## EXERCISE REQUIREMENTS
Below are the records. Count the lines containing the string "Gallo", and reply with the number alone.

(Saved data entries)

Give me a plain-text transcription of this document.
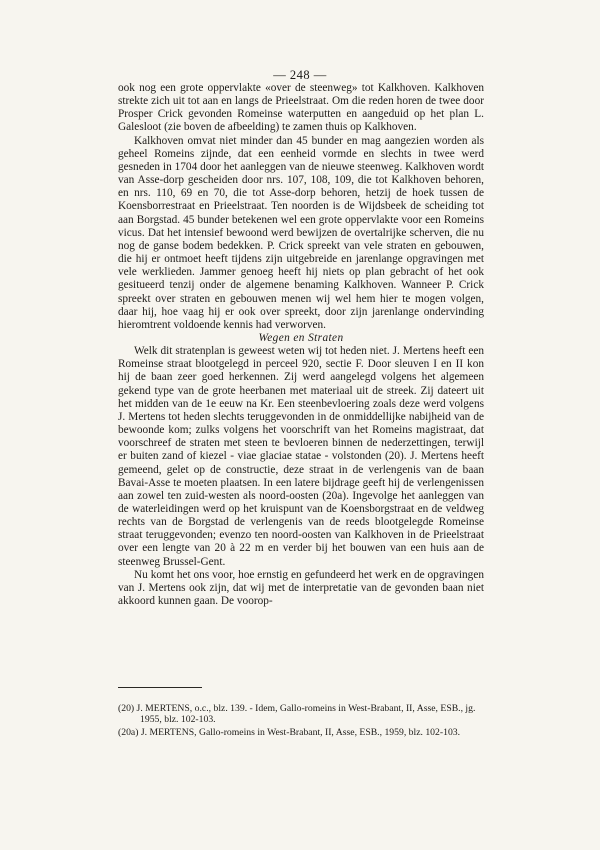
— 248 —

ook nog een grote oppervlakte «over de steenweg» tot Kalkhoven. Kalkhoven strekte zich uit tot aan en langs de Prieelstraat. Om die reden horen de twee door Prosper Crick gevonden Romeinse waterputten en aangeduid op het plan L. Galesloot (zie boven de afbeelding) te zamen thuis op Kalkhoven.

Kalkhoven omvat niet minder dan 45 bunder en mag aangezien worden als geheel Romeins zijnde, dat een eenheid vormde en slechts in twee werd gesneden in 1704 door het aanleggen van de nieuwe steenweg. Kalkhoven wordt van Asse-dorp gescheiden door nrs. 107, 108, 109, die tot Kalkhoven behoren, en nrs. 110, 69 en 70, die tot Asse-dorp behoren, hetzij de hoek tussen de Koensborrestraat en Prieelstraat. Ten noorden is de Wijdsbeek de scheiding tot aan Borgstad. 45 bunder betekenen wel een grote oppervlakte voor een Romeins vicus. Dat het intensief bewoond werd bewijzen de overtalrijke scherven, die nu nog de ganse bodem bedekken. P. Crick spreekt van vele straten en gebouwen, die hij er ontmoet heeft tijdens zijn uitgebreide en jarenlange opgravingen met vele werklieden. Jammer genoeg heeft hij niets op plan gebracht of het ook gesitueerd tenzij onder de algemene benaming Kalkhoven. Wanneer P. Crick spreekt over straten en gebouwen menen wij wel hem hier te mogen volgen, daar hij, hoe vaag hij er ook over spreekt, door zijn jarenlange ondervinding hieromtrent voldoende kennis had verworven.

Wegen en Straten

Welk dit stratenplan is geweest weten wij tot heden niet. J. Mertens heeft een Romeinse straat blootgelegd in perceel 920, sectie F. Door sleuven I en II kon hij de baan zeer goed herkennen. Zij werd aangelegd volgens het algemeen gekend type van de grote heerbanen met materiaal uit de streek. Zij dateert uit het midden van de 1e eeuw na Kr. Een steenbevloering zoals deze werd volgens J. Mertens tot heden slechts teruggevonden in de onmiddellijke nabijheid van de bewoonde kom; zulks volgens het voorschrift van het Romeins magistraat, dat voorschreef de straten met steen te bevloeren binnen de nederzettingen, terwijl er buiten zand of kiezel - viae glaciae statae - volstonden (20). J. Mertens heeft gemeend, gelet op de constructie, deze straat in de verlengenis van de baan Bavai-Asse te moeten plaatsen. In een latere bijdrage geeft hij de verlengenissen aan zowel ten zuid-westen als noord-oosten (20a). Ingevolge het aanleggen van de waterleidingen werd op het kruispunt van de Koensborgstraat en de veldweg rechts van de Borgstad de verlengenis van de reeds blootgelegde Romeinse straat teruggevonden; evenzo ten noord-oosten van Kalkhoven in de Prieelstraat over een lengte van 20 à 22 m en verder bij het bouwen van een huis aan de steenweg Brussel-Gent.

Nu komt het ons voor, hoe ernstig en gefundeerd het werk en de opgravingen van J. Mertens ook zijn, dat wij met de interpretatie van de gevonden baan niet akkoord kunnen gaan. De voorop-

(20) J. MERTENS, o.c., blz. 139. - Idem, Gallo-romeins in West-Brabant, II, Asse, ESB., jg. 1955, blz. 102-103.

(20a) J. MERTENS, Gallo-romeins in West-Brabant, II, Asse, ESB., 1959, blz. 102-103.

## FULL RESPONSE
2